▶ [Required work] Rewrite the section that starts with the line containing "export-format-label: 导出格式:: [631, 186, 682, 203]" and ends with the line containing "translate-api-option[interactable]: 百度翻译: [589, 387, 651, 411]", changing "sidebar-item" to "nav-item" and keeping everything else the same.

═══ Data

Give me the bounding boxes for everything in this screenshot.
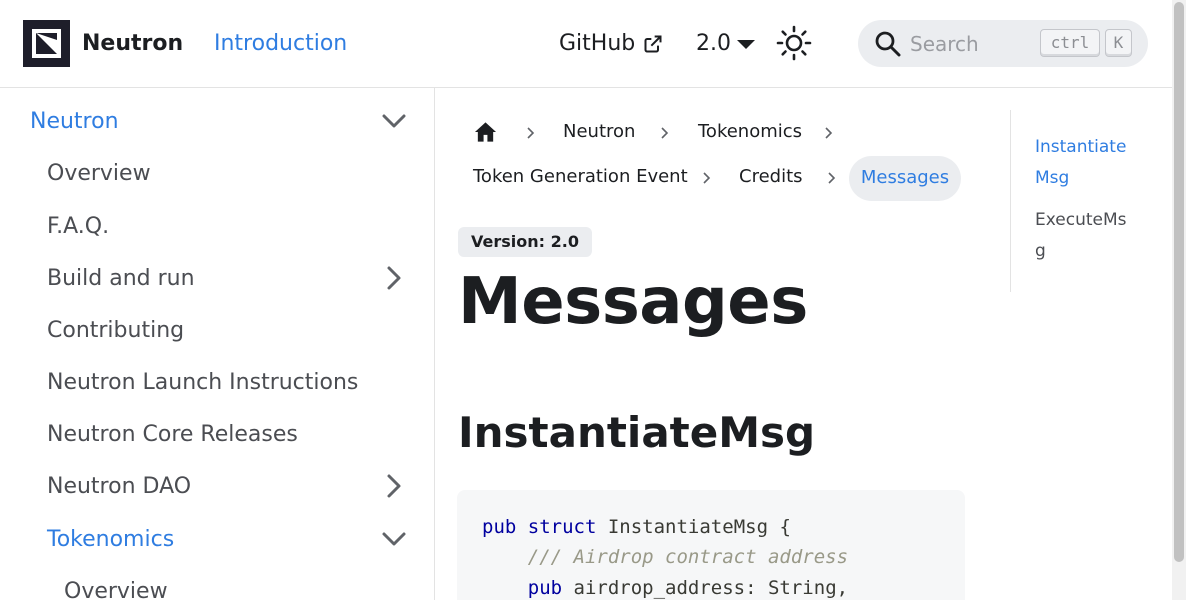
breadcrumb-separator-icon <box>527 127 535 139</box>
neutron-logo-icon[interactable] <box>23 20 70 67</box>
sidebar-item-core-releases[interactable]: Neutron Core Releases <box>0 412 434 456</box>
sidebar-item-faq[interactable]: F.A.Q. <box>0 204 434 248</box>
chevron-down-icon[interactable] <box>378 523 410 555</box>
sun-icon <box>776 25 812 61</box>
kbd-k: K <box>1105 29 1132 57</box>
brand-title[interactable]: Neutron <box>82 29 183 59</box>
version-dropdown[interactable]: 2.0 <box>696 29 755 59</box>
sidebar-item-label: Contributing <box>47 318 185 343</box>
breadcrumb-credits[interactable]: Credits <box>739 165 803 189</box>
search-bar[interactable]: Search ctrl K <box>858 20 1148 67</box>
home-icon[interactable] <box>474 121 497 143</box>
sidebar-item-label: Neutron Launch Instructions <box>47 370 359 395</box>
sidebar-item-label: Neutron DAO <box>47 474 192 499</box>
code-text: InstantiateMsg { <box>596 516 791 538</box>
chevron-down-icon[interactable] <box>378 105 410 137</box>
sidebar-item-tokenomics[interactable]: Tokenomics <box>0 517 434 561</box>
version-dropdown-label: 2.0 <box>696 31 731 56</box>
page-scrollbar[interactable] <box>1172 0 1186 600</box>
toc-link-executemsg[interactable]: ExecuteMsg <box>1035 205 1135 267</box>
breadcrumb-current-label: Messages <box>860 167 950 188</box>
sidebar-item-launch-instructions[interactable]: Neutron Launch Instructions <box>0 360 434 404</box>
external-link-icon <box>644 35 662 53</box>
breadcrumb-current: Messages <box>849 156 961 201</box>
search-icon <box>875 31 901 57</box>
breadcrumb-separator-icon <box>825 127 833 139</box>
sidebar-item-tokenomics-overview[interactable]: Overview <box>0 569 434 600</box>
navbar: Neutron Introduction GitHub 2.0 Search c… <box>0 0 1172 88</box>
sidebar-item-label: Tokenomics <box>47 527 175 552</box>
sidebar-item-label: Neutron Core Releases <box>47 422 298 447</box>
breadcrumb-separator-icon <box>661 127 669 139</box>
search-placeholder: Search <box>910 32 979 56</box>
version-badge: Version: 2.0 <box>458 227 592 257</box>
caret-down-icon <box>737 39 755 49</box>
sidebar-item-label: F.A.Q. <box>47 214 110 239</box>
sidebar-item-label: Build and run <box>47 266 195 291</box>
sidebar-item-build-and-run[interactable]: Build and run <box>0 256 434 300</box>
sidebar-item-contributing[interactable]: Contributing <box>0 308 434 352</box>
kbd-ctrl: ctrl <box>1040 29 1100 57</box>
table-of-contents: InstantiateMsg ExecuteMsg <box>1010 110 1172 292</box>
nav-link-github-label: GitHub <box>559 31 636 56</box>
sidebar-item-label: Neutron <box>30 109 119 134</box>
sidebar-item-overview[interactable]: Overview <box>0 151 434 195</box>
theme-toggle-button[interactable] <box>776 25 812 61</box>
section-heading-instantiatemsg: InstantiateMsg <box>458 408 816 457</box>
breadcrumb-separator-icon <box>828 172 836 184</box>
breadcrumb-token-generation-event[interactable]: Token Generation Event <box>473 165 688 189</box>
sidebar-item-label: Overview <box>47 161 151 186</box>
breadcrumb-separator-icon <box>703 172 711 184</box>
code-line: pub airdrop_address: String, <box>482 576 848 600</box>
toc-link-instantiatemsg[interactable]: InstantiateMsg <box>1035 132 1135 194</box>
code-line: /// Airdrop contract address <box>482 545 848 569</box>
chevron-right-icon[interactable] <box>378 470 410 502</box>
sidebar-item-label: Overview <box>64 579 168 600</box>
breadcrumb-tokenomics[interactable]: Tokenomics <box>698 120 802 144</box>
code-keyword: struct <box>527 516 597 538</box>
scrollbar-thumb[interactable] <box>1174 2 1184 562</box>
code-keyword: pub <box>527 577 563 599</box>
sidebar: Neutron Overview F.A.Q. Build and run Co… <box>0 88 435 600</box>
nav-link-github[interactable]: GitHub <box>559 29 663 59</box>
chevron-right-icon[interactable] <box>378 262 410 294</box>
sidebar-item-neutron-dao[interactable]: Neutron DAO <box>0 464 434 508</box>
code-comment: /// Airdrop contract address <box>527 546 849 568</box>
code-text: airdrop_address: String, <box>562 577 849 599</box>
code-block: pub struct InstantiateMsg { /// Airdrop … <box>457 490 965 600</box>
code-keyword: pub <box>482 516 517 538</box>
breadcrumb-neutron[interactable]: Neutron <box>563 120 635 144</box>
code-line: pub struct InstantiateMsg { <box>482 515 791 539</box>
page-title: Messages <box>458 265 808 339</box>
nav-link-introduction[interactable]: Introduction <box>214 29 347 59</box>
sidebar-item-neutron[interactable]: Neutron <box>0 99 434 143</box>
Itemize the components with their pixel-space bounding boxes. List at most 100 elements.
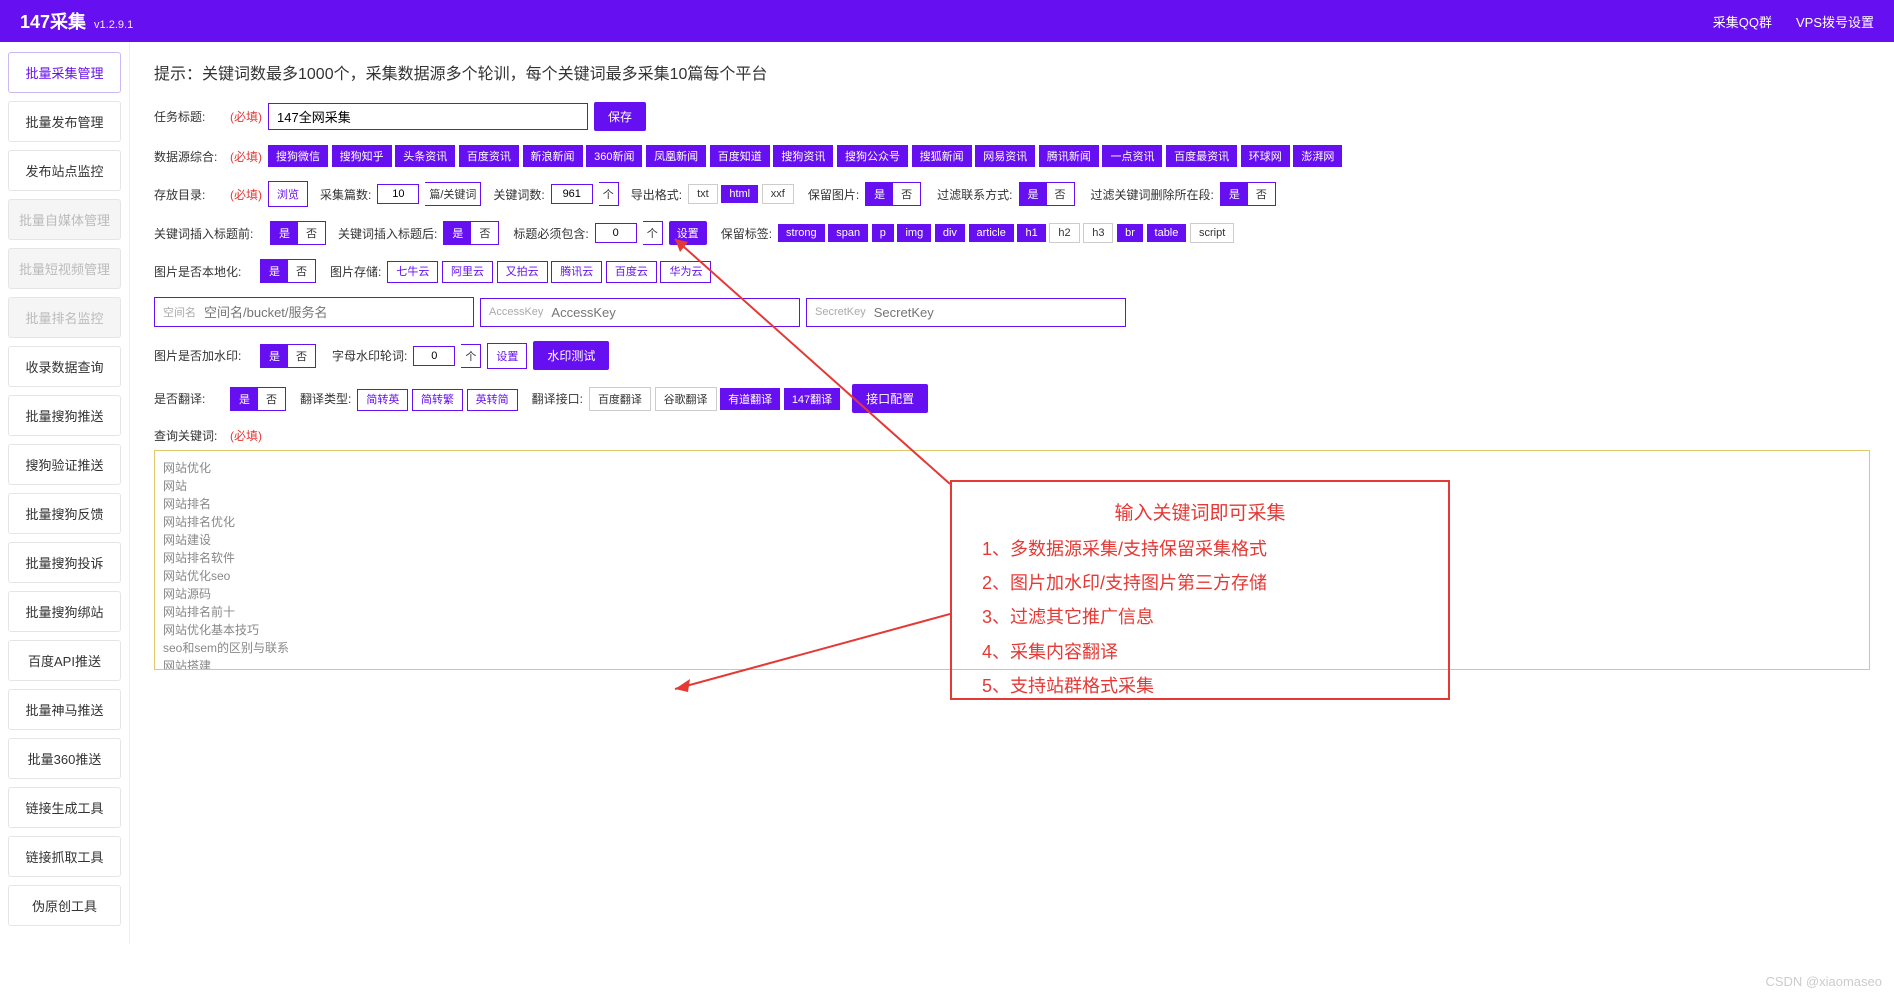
export-format-label: 导出格式:: [631, 186, 682, 203]
sidebar-item[interactable]: 链接生成工具: [8, 787, 121, 828]
sidebar-item[interactable]: 批量神马推送: [8, 689, 121, 730]
sidebar-item[interactable]: 发布站点监控: [8, 150, 121, 191]
translate-api-option[interactable]: 百度翻译: [589, 387, 651, 411]
app-version: v1.2.9.1: [94, 19, 133, 31]
csdn-watermark: CSDN @xiaomaseo: [1765, 974, 1882, 989]
datasource-chip[interactable]: 360新闻: [586, 145, 642, 167]
sidebar-item[interactable]: 批量发布管理: [8, 101, 121, 142]
export-format-chip[interactable]: html: [721, 185, 758, 203]
translate-api-option[interactable]: 有道翻译: [720, 388, 780, 410]
insert-after-toggle[interactable]: 是否: [443, 221, 499, 245]
tag-chip[interactable]: br: [1117, 224, 1143, 242]
keep-image-toggle[interactable]: 是否: [865, 182, 921, 206]
tag-chip[interactable]: h1: [1017, 224, 1045, 242]
sidebar-item: 批量短视频管理: [8, 248, 121, 289]
image-local-toggle[interactable]: 是否: [260, 259, 316, 283]
title-contain-unit: 个: [643, 221, 663, 245]
sidebar-item[interactable]: 百度API推送: [8, 640, 121, 681]
cloud-option[interactable]: 华为云: [660, 261, 711, 283]
datasource-chip[interactable]: 搜狗公众号: [837, 145, 908, 167]
api-config-button[interactable]: 接口配置: [852, 384, 928, 413]
sidebar-item[interactable]: 链接抓取工具: [8, 836, 121, 877]
translate-type-option[interactable]: 简转繁: [412, 389, 463, 411]
translate-type-option[interactable]: 英转简: [467, 389, 518, 411]
datasource-chip[interactable]: 网易资讯: [975, 145, 1035, 167]
datasource-chip[interactable]: 一点资讯: [1102, 145, 1162, 167]
watermark-toggle[interactable]: 是否: [260, 344, 316, 368]
access-key-field[interactable]: AccessKey: [480, 298, 800, 327]
filter-contact-toggle[interactable]: 是否: [1019, 182, 1075, 206]
translate-api-option[interactable]: 谷歌翻译: [655, 387, 717, 411]
sidebar-item[interactable]: 批量搜狗投诉: [8, 542, 121, 583]
sidebar-item[interactable]: 搜狗验证推送: [8, 444, 121, 485]
translate-type-option[interactable]: 简转英: [357, 389, 408, 411]
sidebar-item[interactable]: 收录数据查询: [8, 346, 121, 387]
tag-chip[interactable]: article: [969, 224, 1014, 242]
tag-chip[interactable]: span: [828, 224, 868, 242]
hint-text: 提示：关键词数最多1000个，采集数据源多个轮训，每个关键词最多采集10篇每个平…: [154, 60, 1870, 84]
datasource-chip[interactable]: 凤凰新闻: [646, 145, 706, 167]
tag-chip[interactable]: strong: [778, 224, 825, 242]
datasource-chip[interactable]: 百度知道: [710, 145, 770, 167]
watermark-test-button[interactable]: 水印测试: [533, 341, 609, 370]
translate-toggle[interactable]: 是否: [230, 387, 286, 411]
keyword-count-input[interactable]: [551, 184, 593, 204]
cloud-option[interactable]: 阿里云: [442, 261, 493, 283]
datasource-chip[interactable]: 搜狗微信: [268, 145, 328, 167]
tag-chip[interactable]: script: [1190, 223, 1234, 243]
datasource-chip[interactable]: 环球网: [1241, 145, 1290, 167]
tag-chip[interactable]: div: [935, 224, 965, 242]
datasource-chip[interactable]: 澎湃网: [1293, 145, 1342, 167]
datasource-chip[interactable]: 搜狗资讯: [773, 145, 833, 167]
sidebar-item[interactable]: 批量搜狗反馈: [8, 493, 121, 534]
filter-contact-label: 过滤联系方式:: [937, 186, 1012, 203]
translate-api-option[interactable]: 147翻译: [784, 388, 840, 410]
tag-chip[interactable]: p: [872, 224, 894, 242]
save-button[interactable]: 保存: [594, 102, 646, 131]
link-qq-group[interactable]: 采集QQ群: [1713, 12, 1772, 31]
browse-button[interactable]: 浏览: [268, 181, 308, 207]
cloud-option[interactable]: 又拍云: [497, 261, 548, 283]
tag-chip[interactable]: img: [897, 224, 931, 242]
watermark-set-button[interactable]: 设置: [487, 343, 527, 369]
space-name-input[interactable]: [204, 305, 465, 320]
sidebar-item[interactable]: 批量搜狗推送: [8, 395, 121, 436]
tag-chip[interactable]: h3: [1083, 223, 1113, 243]
cloud-option[interactable]: 七牛云: [387, 261, 438, 283]
sidebar-item: 批量自媒体管理: [8, 199, 121, 240]
keywords-textarea[interactable]: [154, 450, 1870, 670]
insert-before-toggle[interactable]: 是否: [270, 221, 326, 245]
datasource-chip[interactable]: 腾讯新闻: [1039, 145, 1099, 167]
datasource-chip[interactable]: 搜狐新闻: [912, 145, 972, 167]
export-format-chip[interactable]: xxf: [762, 184, 794, 204]
watermark-rotate-input[interactable]: [413, 346, 455, 366]
space-name-field[interactable]: 空间名: [154, 297, 474, 327]
tag-chip[interactable]: h2: [1049, 223, 1079, 243]
datasource-chip[interactable]: 新浪新闻: [523, 145, 583, 167]
link-vps-settings[interactable]: VPS拨号设置: [1796, 12, 1874, 31]
collect-count-input[interactable]: [377, 184, 419, 204]
required-marker: (必填): [230, 186, 262, 203]
required-marker: (必填): [230, 148, 262, 165]
title-contain-input[interactable]: [595, 223, 637, 243]
sidebar-item[interactable]: 批量采集管理: [8, 52, 121, 93]
sidebar-item[interactable]: 伪原创工具: [8, 885, 121, 926]
access-key-input[interactable]: [551, 305, 791, 320]
datasource-chip[interactable]: 头条资讯: [395, 145, 455, 167]
sidebar-item[interactable]: 批量360推送: [8, 738, 121, 779]
sidebar-item[interactable]: 批量搜狗绑站: [8, 591, 121, 632]
translate-type-label: 翻译类型:: [300, 390, 351, 407]
cloud-option[interactable]: 百度云: [606, 261, 657, 283]
secret-key-field[interactable]: SecretKey: [806, 298, 1126, 327]
title-contain-set-button[interactable]: 设置: [669, 221, 707, 245]
secret-key-input[interactable]: [874, 305, 1117, 320]
task-title-input[interactable]: [268, 103, 588, 130]
export-format-chip[interactable]: txt: [688, 184, 718, 204]
cloud-option[interactable]: 腾讯云: [551, 261, 602, 283]
datasource-chip[interactable]: 搜狗知乎: [332, 145, 392, 167]
tag-chip[interactable]: table: [1147, 224, 1187, 242]
datasource-chip[interactable]: 百度最资讯: [1166, 145, 1237, 167]
filter-keyword-para-toggle[interactable]: 是否: [1220, 182, 1276, 206]
datasource-chip[interactable]: 百度资讯: [459, 145, 519, 167]
app-title: 147采集: [20, 8, 86, 34]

══════

▶ [Solution]
export-format-label: 导出格式:: [631, 186, 682, 203]
nav-item[interactable]: 链接生成工具: [8, 787, 121, 828]
nav-item[interactable]: 批量神马推送: [8, 689, 121, 730]
nav-item[interactable]: 发布站点监控: [8, 150, 121, 191]
translate-api-option[interactable]: 百度翻译: [589, 387, 651, 411]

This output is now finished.